Publicado em 18 de novembro de 2016 às 10h23.

Última atualização em 22 de junho de 2017 às 18h25.

“Sua doce palavra,
Seu instante de febre,
Sua gula e jejum,
Sua biblioteca,
Sua lavra de ouro,
Seu terno de vidro,
Seu ódio – e agora?”

Carlos Drummond de Andrade

O Brasil não é o único, embora esteja entre os mais afetados. O instante de febre, febre de crescimento, já passou – da gula ao jejum parece termos ido em piscar de olhos, embora a descontrução do País tenha levado mais tempo. Ternos de vidro na América Latina e em outras regiões espatifam-se ante as incertezas e os temores a respeito da gestão de Donald Trump. Donald Trump, que, passados dez dias das eleições, emite sinais conflitantes sobre a composição de sua equipe e o teor de suas medidas.

Em artigo recente para o Estado de São Paulo, discorri sobre alguns cenários possíveis para a economia americana com Trump na presidência. O mais otimista previa que a retórica da campanha seria atenuada, que suas promessas mais inflamadas em relação ao comércio internacional, às leis de imigração, ao fechamento de fronteiras, ao fim do multilateralismo, não seriam seguidas à risca, que cederiam à implacável realidade. Supondo, é claro, que a realidade seja mesmo implacável, e que a fé que muitos têm em relação aos pesos e contrapesos da democracia americana imperem, segurando os piores impulsos caso o presidente-eleito não se revele o homem pragmático de negócios que muitos imaginam que ele seja.

Nesse cenário, haveria forte expansão fiscal propelida pela queda de impostos sobre os mais ricos, e também pelo aumento trilionário de gastos em infraestrutura. Nesse cenário, tais medidas resultariam em mais crescimento e mais inflação para os EUA, obrigando o Fed a agir mais rapidamente do que se antevia no mundo pré-Trump. Para os países emergentes, mais crescimento nos EUA combinado com uma elevação mais rápida dos juros é pá de cal para a lavra de ouro. Fluxos de capitais deslocar-se-iam rapidamente para a economia americana – como começou a acontecer – ante a perspectiva de maior crescimento. Moedas emergentes desvalorizar-se-iam – como começou a acontecer – ante a perspectiva de juros maiores nos EUA e menor atratividade dos ativos de países emergentes.

O segundo cenário que discuti abordava a possibilidade de que Trump fizesse sua expansão fiscal, mas que fosse também mais protecionista e, portanto, mais fiel à sua retórica de campanha, embora não chegasse as vias de fato de rasgar o Nafta ou retirar os EUA da Organização Mundial do Comércio. Nesse cenário, haveria espécie de terceira lei de Newton: a expansão fiscal seria força para impulsionar o crescimento, enquanto o protecionismo exerceria força contrária em algum grau. O crescimento, portanto, seria menor do que o previsto, porém a inflação poderia ser em tese maior – a terceira lei de Newton não vale para a inflação, já que protecionismo e expansão fiscal aumentam preços. Esse quadro é igualmente traumático para os países emergentes, já que uma semi-estagflação americana traria incertezas sobre a higidez da economia global, e os mesmos efeitos sobre as taxas de juros americanas e a saída de capitais desses países.

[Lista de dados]
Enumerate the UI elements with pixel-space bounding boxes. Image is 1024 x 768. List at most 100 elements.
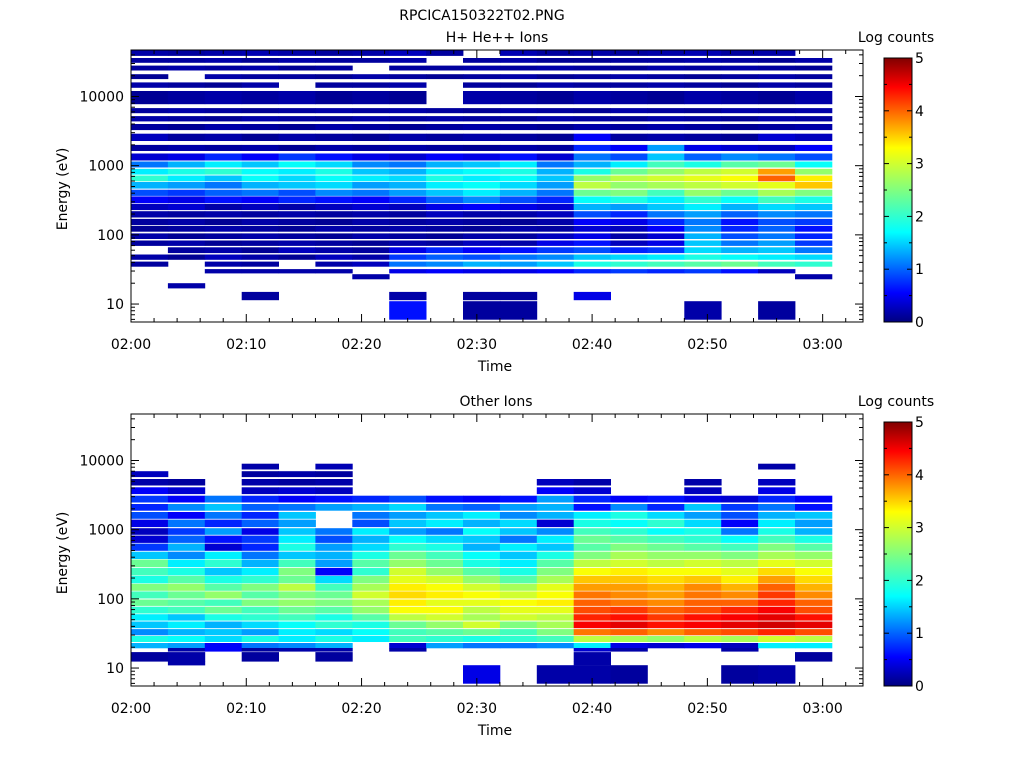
heatmap-cell: [647, 512, 685, 519]
heatmap-cell: [463, 301, 501, 320]
heatmap-cell: [278, 614, 316, 621]
heatmap-cell: [389, 133, 427, 141]
heatmap-cell: [352, 175, 390, 182]
heatmap-cell: [167, 218, 206, 225]
heatmap-cell: [721, 636, 759, 642]
heatmap-cell: [647, 636, 685, 642]
heatmap-cell: [499, 175, 538, 182]
heatmap-cell: [721, 606, 759, 614]
heatmap-cell: [536, 551, 575, 559]
heatmap-cell: [610, 543, 648, 551]
heatmap-cell: [795, 559, 833, 568]
heatmap-cell: [131, 182, 169, 189]
heatmap-cell: [389, 254, 427, 260]
heatmap-cell: [499, 91, 538, 105]
heatmap-cell: [241, 648, 279, 652]
heatmap-cell: [573, 116, 611, 122]
x-tick-label: 02:40: [572, 337, 612, 353]
heatmap-cell: [352, 218, 390, 225]
heatmap-cell: [573, 74, 611, 80]
heatmap-cell: [499, 606, 538, 614]
heatmap-cell: [131, 233, 169, 239]
heatmap-cell: [315, 543, 353, 551]
heatmap-cell: [352, 161, 390, 168]
heatmap-cell: [721, 133, 759, 141]
heatmap-cell: [389, 599, 427, 606]
heatmap-cell: [315, 535, 353, 543]
heatmap-cell: [463, 535, 501, 543]
heatmap-cell: [315, 567, 353, 576]
heatmap-cell: [204, 225, 243, 232]
heatmap-cell: [721, 614, 759, 621]
heatmap-cell: [573, 621, 611, 629]
heatmap-cell: [499, 512, 538, 519]
heatmap-cell: [315, 82, 353, 88]
heatmap-cell: [315, 218, 353, 225]
heatmap-cell: [389, 182, 427, 189]
heatmap-cell: [758, 240, 796, 246]
heatmap-cell: [536, 240, 575, 246]
heatmap-cell: [389, 116, 427, 122]
heatmap-cell: [204, 211, 243, 218]
heatmap-cell: [204, 124, 243, 131]
heatmap-cell: [315, 599, 353, 606]
heatmap-cell: [647, 551, 685, 559]
heatmap-cell: [463, 543, 501, 551]
heatmap-cell: [721, 512, 759, 519]
heatmap-cell: [610, 91, 648, 105]
x-tick-label: 02:10: [226, 701, 266, 717]
heatmap-cell: [536, 643, 575, 649]
heatmap-cell: [352, 559, 390, 568]
heatmap-cell: [241, 240, 279, 246]
heatmap-cell: [426, 643, 464, 649]
heatmap-cell: [389, 621, 427, 629]
heatmap-cell: [536, 261, 575, 267]
heatmap-cell: [610, 124, 648, 131]
heatmap-cell: [499, 543, 538, 551]
heatmap-cell: [204, 512, 243, 519]
heatmap-cell: [758, 261, 796, 267]
heatmap-cell: [463, 606, 501, 614]
heatmap-cell: [610, 599, 648, 606]
heatmap-cell: [131, 504, 169, 511]
heatmap-cell: [610, 189, 648, 196]
heatmap-cell: [204, 528, 243, 535]
heatmap-cell: [167, 648, 206, 652]
heatmap-cell: [167, 583, 206, 591]
colorbar: 0 1 2 3 4 5: [883, 415, 924, 695]
heatmap-cell: [536, 182, 575, 189]
heatmap-cell: [315, 133, 353, 141]
heatmap-cell: [610, 247, 648, 254]
heatmap-cell: [499, 591, 538, 599]
heatmap-cell: [647, 124, 685, 131]
heatmap-cell: [315, 606, 353, 614]
heatmap-cell: [131, 543, 169, 551]
heatmap-cell: [758, 225, 796, 232]
heatmap-cell: [721, 254, 759, 260]
heatmap-cell: [573, 291, 611, 301]
heatmap-cell: [131, 218, 169, 225]
heatmap-cell: [758, 74, 796, 80]
heatmap-cell: [241, 168, 279, 175]
heatmap-cell: [536, 65, 575, 71]
heatmap-cell: [536, 108, 575, 114]
heatmap-cell: [573, 665, 611, 684]
heatmap-cell: [721, 211, 759, 218]
heatmap-cell: [278, 254, 316, 260]
heatmap-cell: [721, 495, 759, 503]
heatmap-cell: [241, 567, 279, 576]
panel-h-he-ions: H+ He++ Ions Log counts Time Energy (eV)…: [55, 30, 934, 375]
heatmap-cell: [684, 535, 722, 543]
heatmap-cell: [167, 82, 206, 88]
heatmap-cell: [426, 50, 464, 56]
heatmap-cell: [795, 274, 833, 280]
heatmap-cell: [610, 225, 648, 232]
heatmap-cell: [167, 528, 206, 535]
heatmap-cell: [536, 168, 575, 175]
heatmap-cell: [426, 247, 464, 254]
heatmap-cell: [278, 535, 316, 543]
heatmap-cell: [204, 535, 243, 543]
heatmap-cell: [463, 82, 501, 88]
heatmap-cell: [352, 599, 390, 606]
heatmap-cell: [684, 643, 722, 649]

* _TAREFAS A REALIZAR_
1. No texto sobre Trump e a economia americana, o que obrigaria o Fed a agir mais rapidamente no primeiro cenário?
2. Diga se cada afirmação concorda com o texto sobre Trump e a economia americana: (a) o Brasil é o único país afetado; (b) no segundo cenário, Trump chegaria a retirar os EUA da Organização Mundial do Comércio; (c) protecionismo e expansão fiscal aumentam preços.
3. Prossiga com o texto sobre os cenários da economia americana com Trump, começando logo depois da última frase mostrada.

* _EM RESPOSTA_
1. Mais crescimento e mais inflação nos EUA, gerados pela queda de impostos sobre os mais ricos e pelo aumento de gastos em infraestrutura.

2.
(a) Não: "O Brasil não é o único, embora esteja entre os mais afetados."
(b) Não: "embora não chegasse as vias de fato de rasgar o Nafta ou retirar os EUA da Organização Mundial do Comércio"
(c) Sim: "já que protecionismo e expansão fiscal aumentam preços"

3.
O terceiro cenário é a catástrofe, o caso em que todos os que apostam em Trump moderado errarão, e que o presidente-eleito cumprirá à risca suas promessas de campanha. Nesse cenário, uma recessão nos EUA é possível, um grande baque nas perspectivas de crescimento global é possível. Emergentes vulneráveis sofreriam ao redor do planeta. Afinal, o protecionismo extremado defendido por Trump é destruidor de empregos, não o contrário.

O que nenhum desses cenários trata com a devida atenção, o que nenhum economista vem tratando com a devida atenção, é que, aconteça o que acontecer, a eleição de Trump mudou radicalmente a “ordem natural das coisas” nos EUA. Antes de Trump, era até possível separar a política da economia – razão para que os livros-texto que instruem legiões de economistas, a maioria de autoria de economistas norte-americanos, fizesse tal separação com a maior naturalidade. O que se vê, entretanto, nesses primeiros dias pós-Trump é que a economia deverá sucumbir à política, como nós, provenientes de emergentes, sabemos ser sempre o caso. Ou seja, a eleição de Trump tornou a maior economia do planeta muito parecida com o que estamos acostumados a ver ao sul do equador. Serão as palavras de Trump, não as de Janet Yellen, a ditar os rumos dos mercados.

Há muito ainda para ser digerido e pensado no mundo pós-Trump. Por essa razão, é um equívoco resvalar para a complacência, para o clichê que reza “campanha é campanha, governo é governo”.

E agora, Emergentes? E agora, Brasil?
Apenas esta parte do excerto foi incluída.